EXERCISE BRIEF ->
The data below needs to be returned exactly, line for line.

INPUT MATERIAL ->
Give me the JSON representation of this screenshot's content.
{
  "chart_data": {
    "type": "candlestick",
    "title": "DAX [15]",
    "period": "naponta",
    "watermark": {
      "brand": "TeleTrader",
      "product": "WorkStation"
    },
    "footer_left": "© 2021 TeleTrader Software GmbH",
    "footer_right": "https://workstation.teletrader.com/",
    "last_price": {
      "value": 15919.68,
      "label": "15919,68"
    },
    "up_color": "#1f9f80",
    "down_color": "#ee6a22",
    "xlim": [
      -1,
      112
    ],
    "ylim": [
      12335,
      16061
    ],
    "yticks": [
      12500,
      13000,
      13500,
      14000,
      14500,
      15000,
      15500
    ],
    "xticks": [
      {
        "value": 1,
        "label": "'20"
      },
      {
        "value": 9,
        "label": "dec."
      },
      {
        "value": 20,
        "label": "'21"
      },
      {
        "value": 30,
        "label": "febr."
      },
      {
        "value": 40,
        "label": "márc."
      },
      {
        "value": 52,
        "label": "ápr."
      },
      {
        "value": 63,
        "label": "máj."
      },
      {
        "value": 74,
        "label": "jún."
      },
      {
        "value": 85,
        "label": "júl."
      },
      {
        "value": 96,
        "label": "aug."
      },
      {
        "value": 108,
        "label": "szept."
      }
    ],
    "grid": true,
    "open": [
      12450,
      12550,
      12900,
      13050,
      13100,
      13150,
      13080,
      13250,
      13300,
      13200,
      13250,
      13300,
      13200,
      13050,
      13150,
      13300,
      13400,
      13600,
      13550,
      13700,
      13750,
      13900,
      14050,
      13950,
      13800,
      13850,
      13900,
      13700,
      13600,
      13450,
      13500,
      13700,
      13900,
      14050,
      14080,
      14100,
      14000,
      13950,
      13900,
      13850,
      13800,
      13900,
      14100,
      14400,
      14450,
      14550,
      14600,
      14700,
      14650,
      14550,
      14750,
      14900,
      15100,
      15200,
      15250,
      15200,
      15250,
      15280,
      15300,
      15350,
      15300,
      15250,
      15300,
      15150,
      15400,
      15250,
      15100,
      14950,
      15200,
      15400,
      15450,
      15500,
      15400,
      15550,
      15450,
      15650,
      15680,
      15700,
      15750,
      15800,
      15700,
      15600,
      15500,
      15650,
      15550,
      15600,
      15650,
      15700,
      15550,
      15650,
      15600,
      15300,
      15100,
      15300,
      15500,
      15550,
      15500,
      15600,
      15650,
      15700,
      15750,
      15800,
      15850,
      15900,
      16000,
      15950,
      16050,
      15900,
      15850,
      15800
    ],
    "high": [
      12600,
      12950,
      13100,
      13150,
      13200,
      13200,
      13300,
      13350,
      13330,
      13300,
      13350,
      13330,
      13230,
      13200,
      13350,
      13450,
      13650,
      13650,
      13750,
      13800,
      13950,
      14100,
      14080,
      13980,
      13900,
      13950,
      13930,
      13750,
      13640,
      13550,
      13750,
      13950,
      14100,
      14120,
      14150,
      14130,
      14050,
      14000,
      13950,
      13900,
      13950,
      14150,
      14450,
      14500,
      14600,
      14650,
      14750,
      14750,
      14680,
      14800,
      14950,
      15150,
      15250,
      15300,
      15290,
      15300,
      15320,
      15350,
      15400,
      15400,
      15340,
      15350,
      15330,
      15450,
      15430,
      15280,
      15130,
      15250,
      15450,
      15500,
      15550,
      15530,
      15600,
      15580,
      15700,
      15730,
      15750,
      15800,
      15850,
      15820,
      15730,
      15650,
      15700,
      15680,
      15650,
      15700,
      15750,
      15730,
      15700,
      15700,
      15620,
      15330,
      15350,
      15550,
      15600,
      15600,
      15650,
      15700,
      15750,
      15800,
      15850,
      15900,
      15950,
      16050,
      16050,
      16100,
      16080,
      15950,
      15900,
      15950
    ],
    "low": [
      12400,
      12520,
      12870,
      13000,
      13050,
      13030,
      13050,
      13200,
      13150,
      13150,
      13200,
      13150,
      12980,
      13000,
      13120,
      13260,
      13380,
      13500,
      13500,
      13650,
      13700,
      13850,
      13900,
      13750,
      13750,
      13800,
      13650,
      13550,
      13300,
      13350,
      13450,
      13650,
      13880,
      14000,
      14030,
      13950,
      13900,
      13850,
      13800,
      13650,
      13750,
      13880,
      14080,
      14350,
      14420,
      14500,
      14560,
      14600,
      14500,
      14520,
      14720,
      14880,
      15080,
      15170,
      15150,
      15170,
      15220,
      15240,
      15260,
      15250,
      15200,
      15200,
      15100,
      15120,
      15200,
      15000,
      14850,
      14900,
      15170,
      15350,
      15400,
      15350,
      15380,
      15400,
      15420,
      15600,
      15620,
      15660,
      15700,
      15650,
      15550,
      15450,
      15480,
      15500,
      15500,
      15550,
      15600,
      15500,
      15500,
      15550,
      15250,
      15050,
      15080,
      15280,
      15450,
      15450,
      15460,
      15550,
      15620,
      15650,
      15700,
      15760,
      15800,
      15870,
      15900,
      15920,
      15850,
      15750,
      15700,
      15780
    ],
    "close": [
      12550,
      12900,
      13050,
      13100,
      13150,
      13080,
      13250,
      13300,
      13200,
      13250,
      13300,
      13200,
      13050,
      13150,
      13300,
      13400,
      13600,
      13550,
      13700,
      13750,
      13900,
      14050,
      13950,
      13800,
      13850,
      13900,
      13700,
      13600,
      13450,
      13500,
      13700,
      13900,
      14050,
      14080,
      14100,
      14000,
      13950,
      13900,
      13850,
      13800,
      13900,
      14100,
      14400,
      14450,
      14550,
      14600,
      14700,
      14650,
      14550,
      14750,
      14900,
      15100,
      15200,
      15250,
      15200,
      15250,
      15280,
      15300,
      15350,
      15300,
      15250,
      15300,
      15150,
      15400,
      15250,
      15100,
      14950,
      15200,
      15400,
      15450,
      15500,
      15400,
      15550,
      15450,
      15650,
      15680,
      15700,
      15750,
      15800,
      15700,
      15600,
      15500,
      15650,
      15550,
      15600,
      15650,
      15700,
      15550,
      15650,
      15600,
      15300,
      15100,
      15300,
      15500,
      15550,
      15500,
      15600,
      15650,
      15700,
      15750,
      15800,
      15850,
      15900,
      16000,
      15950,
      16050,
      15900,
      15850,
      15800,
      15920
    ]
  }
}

SOLUTION FOR THIS PROBLEM ->
Give me the JSON representation of this screenshot's content.
{
  "chart_data": {
    "type": "candlestick",
    "title": "DAX [15]",
    "period": "naponta",
    "watermark": {
      "brand": "TeleTrader",
      "product": "WorkStation"
    },
    "footer_left": "© 2021 TeleTrader Software GmbH",
    "footer_right": "https://workstation.teletrader.com/",
    "last_price": {
      "value": 15919.68,
      "label": "15919,68"
    },
    "up_color": "#1f9f80",
    "down_color": "#ee6a22",
    "xlim": [
      -1,
      112
    ],
    "ylim": [
      12335,
      16061
    ],
    "yticks": [
      12500,
      13000,
      13500,
      14000,
      14500,
      15000,
      15500
    ],
    "xticks": [
      {
        "value": 1,
        "label": "'20"
      },
      {
        "value": 9,
        "label": "dec."
      },
      {
        "value": 20,
        "label": "'21"
      },
      {
        "value": 30,
        "label": "febr."
      },
      {
        "value": 40,
        "label": "márc."
      },
      {
        "value": 52,
        "label": "ápr."
      },
      {
        "value": 63,
        "label": "máj."
      },
      {
        "value": 74,
        "label": "jún."
      },
      {
        "value": 85,
        "label": "júl."
      },
      {
        "value": 96,
        "label": "aug."
      },
      {
        "value": 108,
        "label": "szept."
      }
    ],
    "grid": true,
    "open": [
      12450,
      12550,
      12900,
      13050,
      13100,
      13150,
      13080,
      13250,
      13300,
      13200,
      13250,
      13300,
      13200,
      13050,
      13150,
      13300,
      13400,
      13600,
      13550,
      13700,
      13750,
      13900,
      14050,
      13950,
      13800,
      13850,
      13900,
      13700,
      13600,
      13450,
      13500,
      13700,
      13900,
      14050,
      14080,
      14100,
      14000,
      13950,
      13900,
      13850,
      13800,
      13900,
      14100,
      14400,
      14450,
      14550,
      14600,
      14700,
      14650,
      14550,
      14750,
      14900,
      15100,
      15200,
      15250,
      15200,
      15250,
      15280,
      15300,
      15350,
      15300,
      15250,
      15300,
      15150,
      15400,
      15250,
      15100,
      14950,
      15200,
      15400,
      15450,
      15500,
      15400,
      15550,
      15450,
      15650,
      15680,
      15700,
      15750,
      15800,
      15700,
      15600,
      15500,
      15650,
      15550,
      15600,
      15650,
      15700,
      15550,
      15650,
      15600,
      15300,
      15100,
      15300,
      15500,
      15550,
      15500,
      15600,
      15650,
      15700,
      15750,
      15800,
      15850,
      15900,
      16000,
      15950,
      16050,
      15900,
      15850,
      15800
    ],
    "high": [
      12600,
      12950,
      13100,
      13150,
      13200,
      13200,
      13300,
      13350,
      13330,
      13300,
      13350,
      13330,
      13230,
      13200,
      13350,
      13450,
      13650,
      13650,
      13750,
      13800,
      13950,
      14100,
      14080,
      13980,
      13900,
      13950,
      13930,
      13750,
      13640,
      13550,
      13750,
      13950,
      14100,
      14120,
      14150,
      14130,
      14050,
      14000,
      13950,
      13900,
      13950,
      14150,
      14450,
      14500,
      14600,
      14650,
      14750,
      14750,
      14680,
      14800,
      14950,
      15150,
      15250,
      15300,
      15290,
      15300,
      15320,
      15350,
      15400,
      15400,
      15340,
      15350,
      15330,
      15450,
      15430,
      15280,
      15130,
      15250,
      15450,
      15500,
      15550,
      15530,
      15600,
      15580,
      15700,
      15730,
      15750,
      15800,
      15850,
      15820,
      15730,
      15650,
      15700,
      15680,
      15650,
      15700,
      15750,
      15730,
      15700,
      15700,
      15620,
      15330,
      15350,
      15550,
      15600,
      15600,
      15650,
      15700,
      15750,
      15800,
      15850,
      15900,
      15950,
      16050,
      16050,
      16100,
      16080,
      15950,
      15900,
      15950
    ],
    "low": [
      12400,
      12520,
      12870,
      13000,
      13050,
      13030,
      13050,
      13200,
      13150,
      13150,
      13200,
      13150,
      12980,
      13000,
      13120,
      13260,
      13380,
      13500,
      13500,
      13650,
      13700,
      13850,
      13900,
      13750,
      13750,
      13800,
      13650,
      13550,
      13300,
      13350,
      13450,
      13650,
      13880,
      14000,
      14030,
      13950,
      13900,
      13850,
      13800,
      13650,
      13750,
      13880,
      14080,
      14350,
      14420,
      14500,
      14560,
      14600,
      14500,
      14520,
      14720,
      14880,
      15080,
      15170,
      15150,
      15170,
      15220,
      15240,
      15260,
      15250,
      15200,
      15200,
      15100,
      15120,
      15200,
      15000,
      14850,
      14900,
      15170,
      15350,
      15400,
      15350,
      15380,
      15400,
      15420,
      15600,
      15620,
      15660,
      15700,
      15650,
      15550,
      15450,
      15480,
      15500,
      15500,
      15550,
      15600,
      15500,
      15500,
      15550,
      15250,
      15050,
      15080,
      15280,
      15450,
      15450,
      15460,
      15550,
      15620,
      15650,
      15700,
      15760,
      15800,
      15870,
      15900,
      15920,
      15850,
      15750,
      15700,
      15780
    ],
    "close": [
      12550,
      12900,
      13050,
      13100,
      13150,
      13080,
      13250,
      13300,
      13200,
      13250,
      13300,
      13200,
      13050,
      13150,
      13300,
      13400,
      13600,
      13550,
      13700,
      13750,
      13900,
      14050,
      13950,
      13800,
      13850,
      13900,
      13700,
      13600,
      13450,
      13500,
      13700,
      13900,
      14050,
      14080,
      14100,
      14000,
      13950,
      13900,
      13850,
      13800,
      13900,
      14100,
      14400,
      14450,
      14550,
      14600,
      14700,
      14650,
      14550,
      14750,
      14900,
      15100,
      15200,
      15250,
      15200,
      15250,
      15280,
      15300,
      15350,
      15300,
      15250,
      15300,
      15150,
      15400,
      15250,
      15100,
      14950,
      15200,
      15400,
      15450,
      15500,
      15400,
      15550,
      15450,
      15650,
      15680,
      15700,
      15750,
      15800,
      15700,
      15600,
      15500,
      15650,
      15550,
      15600,
      15650,
      15700,
      15550,
      15650,
      15600,
      15300,
      15100,
      15300,
      15500,
      15550,
      15500,
      15600,
      15650,
      15700,
      15750,
      15800,
      15850,
      15900,
      16000,
      15950,
      16050,
      15900,
      15850,
      15800,
      15920
    ]
  }
}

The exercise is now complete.